**DO THIS**
Copy each line that holds "mountain".

▬▬▬▬▬▬

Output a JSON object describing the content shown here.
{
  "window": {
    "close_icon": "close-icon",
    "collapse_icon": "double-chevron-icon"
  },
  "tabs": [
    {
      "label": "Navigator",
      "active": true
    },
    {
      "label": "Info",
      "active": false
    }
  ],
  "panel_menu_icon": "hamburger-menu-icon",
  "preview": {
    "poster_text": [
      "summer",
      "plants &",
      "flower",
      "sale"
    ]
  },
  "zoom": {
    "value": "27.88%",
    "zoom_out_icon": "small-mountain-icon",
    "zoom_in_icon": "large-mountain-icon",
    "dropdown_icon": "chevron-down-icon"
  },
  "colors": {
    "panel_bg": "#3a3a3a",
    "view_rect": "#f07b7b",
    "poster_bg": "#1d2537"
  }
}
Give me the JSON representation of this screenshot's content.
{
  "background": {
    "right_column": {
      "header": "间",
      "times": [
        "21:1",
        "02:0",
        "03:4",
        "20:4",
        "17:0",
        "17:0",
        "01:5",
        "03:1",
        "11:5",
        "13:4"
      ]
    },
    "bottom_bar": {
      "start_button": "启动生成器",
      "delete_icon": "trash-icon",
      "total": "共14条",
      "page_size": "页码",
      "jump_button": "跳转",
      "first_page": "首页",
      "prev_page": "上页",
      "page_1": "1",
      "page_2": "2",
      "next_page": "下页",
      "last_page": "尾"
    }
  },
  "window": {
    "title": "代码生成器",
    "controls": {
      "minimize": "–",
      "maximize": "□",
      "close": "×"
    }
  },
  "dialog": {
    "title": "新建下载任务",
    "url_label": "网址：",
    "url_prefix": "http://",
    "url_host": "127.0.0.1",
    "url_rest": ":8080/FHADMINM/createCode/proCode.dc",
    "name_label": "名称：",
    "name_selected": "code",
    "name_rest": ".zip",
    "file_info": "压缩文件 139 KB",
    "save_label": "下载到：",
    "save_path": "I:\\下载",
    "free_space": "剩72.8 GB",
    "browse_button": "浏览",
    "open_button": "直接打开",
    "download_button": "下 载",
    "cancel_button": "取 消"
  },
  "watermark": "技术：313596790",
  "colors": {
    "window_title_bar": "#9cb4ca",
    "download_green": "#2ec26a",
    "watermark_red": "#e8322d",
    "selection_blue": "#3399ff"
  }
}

▬▬▬▬▬▬

**EXERCISE SOLUTION**
    "zoom_out_icon": "small-mountain-icon",
    "zoom_in_icon": "large-mountain-icon",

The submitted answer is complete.